[Provided records — start]

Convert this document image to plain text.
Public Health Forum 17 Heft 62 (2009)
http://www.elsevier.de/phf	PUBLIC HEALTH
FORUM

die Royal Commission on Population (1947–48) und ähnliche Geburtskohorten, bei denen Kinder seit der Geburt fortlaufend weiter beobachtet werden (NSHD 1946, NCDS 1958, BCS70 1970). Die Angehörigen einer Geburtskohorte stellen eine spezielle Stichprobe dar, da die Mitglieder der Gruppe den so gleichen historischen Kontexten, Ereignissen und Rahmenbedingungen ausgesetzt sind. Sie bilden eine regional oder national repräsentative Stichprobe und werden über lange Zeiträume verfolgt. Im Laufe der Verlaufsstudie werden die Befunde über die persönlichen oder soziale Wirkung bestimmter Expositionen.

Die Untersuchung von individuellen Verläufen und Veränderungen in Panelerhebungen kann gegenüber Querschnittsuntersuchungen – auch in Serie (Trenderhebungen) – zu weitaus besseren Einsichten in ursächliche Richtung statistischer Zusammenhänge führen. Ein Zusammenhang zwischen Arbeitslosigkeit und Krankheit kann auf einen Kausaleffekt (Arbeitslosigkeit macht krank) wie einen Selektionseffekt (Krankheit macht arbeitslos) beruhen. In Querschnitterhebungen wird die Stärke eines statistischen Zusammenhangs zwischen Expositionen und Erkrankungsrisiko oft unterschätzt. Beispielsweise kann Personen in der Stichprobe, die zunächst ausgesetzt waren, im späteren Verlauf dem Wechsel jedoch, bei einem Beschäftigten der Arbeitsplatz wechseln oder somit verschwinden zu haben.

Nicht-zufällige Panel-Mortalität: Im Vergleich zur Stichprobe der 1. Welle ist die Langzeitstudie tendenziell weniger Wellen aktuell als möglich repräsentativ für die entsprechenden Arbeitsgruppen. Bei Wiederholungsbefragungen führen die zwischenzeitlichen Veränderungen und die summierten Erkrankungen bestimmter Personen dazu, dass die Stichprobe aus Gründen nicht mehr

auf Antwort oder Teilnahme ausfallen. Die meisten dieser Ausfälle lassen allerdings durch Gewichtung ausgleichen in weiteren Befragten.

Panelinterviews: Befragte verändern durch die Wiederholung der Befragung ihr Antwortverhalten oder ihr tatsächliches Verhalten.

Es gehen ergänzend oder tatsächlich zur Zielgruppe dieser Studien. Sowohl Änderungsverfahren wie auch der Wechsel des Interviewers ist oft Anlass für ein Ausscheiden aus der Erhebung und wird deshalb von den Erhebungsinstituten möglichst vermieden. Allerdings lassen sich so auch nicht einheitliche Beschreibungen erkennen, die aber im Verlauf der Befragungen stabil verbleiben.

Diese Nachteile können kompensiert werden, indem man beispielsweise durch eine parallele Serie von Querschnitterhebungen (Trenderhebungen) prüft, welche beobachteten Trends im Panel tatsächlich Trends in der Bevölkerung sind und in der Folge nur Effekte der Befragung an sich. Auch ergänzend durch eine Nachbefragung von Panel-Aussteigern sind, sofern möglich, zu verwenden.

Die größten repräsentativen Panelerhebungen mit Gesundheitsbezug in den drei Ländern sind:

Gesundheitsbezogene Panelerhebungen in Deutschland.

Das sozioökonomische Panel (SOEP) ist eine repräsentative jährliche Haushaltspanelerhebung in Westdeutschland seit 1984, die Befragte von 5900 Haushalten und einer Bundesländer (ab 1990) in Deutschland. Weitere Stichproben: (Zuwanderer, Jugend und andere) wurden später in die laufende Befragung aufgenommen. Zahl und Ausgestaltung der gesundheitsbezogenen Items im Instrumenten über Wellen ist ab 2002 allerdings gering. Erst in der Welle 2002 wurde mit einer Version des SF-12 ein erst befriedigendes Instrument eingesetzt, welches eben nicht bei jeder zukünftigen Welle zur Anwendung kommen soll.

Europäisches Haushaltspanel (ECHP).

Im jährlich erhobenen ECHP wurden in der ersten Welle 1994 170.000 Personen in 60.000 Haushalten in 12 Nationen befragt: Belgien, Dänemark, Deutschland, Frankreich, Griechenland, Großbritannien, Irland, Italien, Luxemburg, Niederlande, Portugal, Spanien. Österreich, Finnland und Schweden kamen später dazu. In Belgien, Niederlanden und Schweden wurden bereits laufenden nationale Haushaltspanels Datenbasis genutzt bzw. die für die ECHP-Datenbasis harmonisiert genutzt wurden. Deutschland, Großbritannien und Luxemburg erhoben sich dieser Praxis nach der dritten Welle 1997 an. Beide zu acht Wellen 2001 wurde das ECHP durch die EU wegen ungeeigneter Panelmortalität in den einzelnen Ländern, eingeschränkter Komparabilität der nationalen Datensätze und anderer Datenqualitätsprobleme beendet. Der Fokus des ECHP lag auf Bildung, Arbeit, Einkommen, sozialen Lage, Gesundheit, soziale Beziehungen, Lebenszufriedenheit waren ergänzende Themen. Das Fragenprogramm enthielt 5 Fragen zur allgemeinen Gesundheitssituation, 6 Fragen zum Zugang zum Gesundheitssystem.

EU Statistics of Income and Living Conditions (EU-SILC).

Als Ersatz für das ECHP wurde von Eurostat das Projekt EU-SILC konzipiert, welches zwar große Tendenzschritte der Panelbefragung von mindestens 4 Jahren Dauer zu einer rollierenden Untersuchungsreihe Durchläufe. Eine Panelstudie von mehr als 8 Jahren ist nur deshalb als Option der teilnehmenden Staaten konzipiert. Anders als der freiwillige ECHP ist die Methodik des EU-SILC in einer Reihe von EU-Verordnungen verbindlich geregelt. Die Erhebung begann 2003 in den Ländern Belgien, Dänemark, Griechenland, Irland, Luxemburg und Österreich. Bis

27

[Provided records — finish]

# Exercise goal
Reproduce all the entries verbatim, leaving nothing out.

# Solution for this problem
Convert this document image to plain text.
Public Health Forum 17 Heft 62 (2009)
http://www.elsevier.de/phf	PUBLIC HEALTH
FORUM

die Royal Commission on Population (1947–48) und ähnliche Geburtskohorten, bei denen Kinder seit der Geburt fortlaufend weiter beobachtet werden (NSHD 1946, NCDS 1958, BCS70 1970). Die Angehörigen einer Geburtskohorte stellen eine spezielle Stichprobe dar, da die Mitglieder der Gruppe den so gleichen historischen Kontexten, Ereignissen und Rahmenbedingungen ausgesetzt sind. Sie bilden eine regional oder national repräsentative Stichprobe und werden über lange Zeiträume verfolgt. Im Laufe der Verlaufsstudie werden die Befunde über die persönlichen oder soziale Wirkung bestimmter Expositionen.

Die Untersuchung von individuellen Verläufen und Veränderungen in Panelerhebungen kann gegenüber Querschnittsuntersuchungen – auch in Serie (Trenderhebungen) – zu weitaus besseren Einsichten in ursächliche Richtung statistischer Zusammenhänge führen. Ein Zusammenhang zwischen Arbeitslosigkeit und Krankheit kann auf einen Kausaleffekt (Arbeitslosigkeit macht krank) wie einen Selektionseffekt (Krankheit macht arbeitslos) beruhen. In Querschnitterhebungen wird die Stärke eines statistischen Zusammenhangs zwischen Expositionen und Erkrankungsrisiko oft unterschätzt. Beispielsweise kann Personen in der Stichprobe, die zunächst ausgesetzt waren, im späteren Verlauf dem Wechsel jedoch, bei einem Beschäftigten der Arbeitsplatz wechseln oder somit verschwinden zu haben.

Nicht-zufällige Panel-Mortalität: Im Vergleich zur Stichprobe der 1. Welle ist die Langzeitstudie tendenziell weniger Wellen aktuell als möglich repräsentativ für die entsprechenden Arbeitsgruppen. Bei Wiederholungsbefragungen führen die zwischenzeitlichen Veränderungen und die summierten Erkrankungen bestimmter Personen dazu, dass die Stichprobe aus Gründen nicht mehr

auf Antwort oder Teilnahme ausfallen. Die meisten dieser Ausfälle lassen allerdings durch Gewichtung ausgleichen in weiteren Befragten.

Panelinterviews: Befragte verändern durch die Wiederholung der Befragung ihr Antwortverhalten oder ihr tatsächliches Verhalten.

Es gehen ergänzend oder tatsächlich zur Zielgruppe dieser Studien. Sowohl Änderungsverfahren wie auch der Wechsel des Interviewers ist oft Anlass für ein Ausscheiden aus der Erhebung und wird deshalb von den Erhebungsinstituten möglichst vermieden. Allerdings lassen sich so auch nicht einheitliche Beschreibungen erkennen, die aber im Verlauf der Befragungen stabil verbleiben.

Diese Nachteile können kompensiert werden, indem man beispielsweise durch eine parallele Serie von Querschnitterhebungen (Trenderhebungen) prüft, welche beobachteten Trends im Panel tatsächlich Trends in der Bevölkerung sind und in der Folge nur Effekte der Befragung an sich. Auch ergänzend durch eine Nachbefragung von Panel-Aussteigern sind, sofern möglich, zu verwenden.

Die größten repräsentativen Panelerhebungen mit Gesundheitsbezug in den drei Ländern sind:

Gesundheitsbezogene Panelerhebungen in Deutschland.

Das sozioökonomische Panel (SOEP) ist eine repräsentative jährliche Haushaltspanelerhebung in Westdeutschland seit 1984, die Befragte von 5900 Haushalten und einer Bundesländer (ab 1990) in Deutschland. Weitere Stichproben: (Zuwanderer, Jugend und andere) wurden später in die laufende Befragung aufgenommen. Zahl und Ausgestaltung der gesundheitsbezogenen Items im Instrumenten über Wellen ist ab 2002 allerdings gering. Erst in der Welle 2002 wurde mit einer Version des SF-12 ein erst befriedigendes Instrument eingesetzt, welches eben nicht bei jeder zukünftigen Welle zur Anwendung kommen soll.

Europäisches Haushaltspanel (ECHP).

Im jährlich erhobenen ECHP wurden in der ersten Welle 1994 170.000 Personen in 60.000 Haushalten in 12 Nationen befragt: Belgien, Dänemark, Deutschland, Frankreich, Griechenland, Großbritannien, Irland, Italien, Luxemburg, Niederlande, Portugal, Spanien. Österreich, Finnland und Schweden kamen später dazu. In Belgien, Niederlanden und Schweden wurden bereits laufenden nationale Haushaltspanels Datenbasis genutzt bzw. die für die ECHP-Datenbasis harmonisiert genutzt wurden. Deutschland, Großbritannien und Luxemburg erhoben sich dieser Praxis nach der dritten Welle 1997 an. Beide zu acht Wellen 2001 wurde das ECHP durch die EU wegen ungeeigneter Panelmortalität in den einzelnen Ländern, eingeschränkter Komparabilität der nationalen Datensätze und anderer Datenqualitätsprobleme beendet. Der Fokus des ECHP lag auf Bildung, Arbeit, Einkommen, sozialen Lage, Gesundheit, soziale Beziehungen, Lebenszufriedenheit waren ergänzende Themen. Das Fragenprogramm enthielt 5 Fragen zur allgemeinen Gesundheitssituation, 6 Fragen zum Zugang zum Gesundheitssystem.

EU Statistics of Income and Living Conditions (EU-SILC).

Als Ersatz für das ECHP wurde von Eurostat das Projekt EU-SILC konzipiert, welches zwar große Tendenzschritte der Panelbefragung von mindestens 4 Jahren Dauer zu einer rollierenden Untersuchungsreihe Durchläufe. Eine Panelstudie von mehr als 8 Jahren ist nur deshalb als Option der teilnehmenden Staaten konzipiert. Anders als der freiwillige ECHP ist die Methodik des EU-SILC in einer Reihe von EU-Verordnungen verbindlich geregelt. Die Erhebung begann 2003 in den Ländern Belgien, Dänemark, Griechenland, Irland, Luxemburg und Österreich. Bis

27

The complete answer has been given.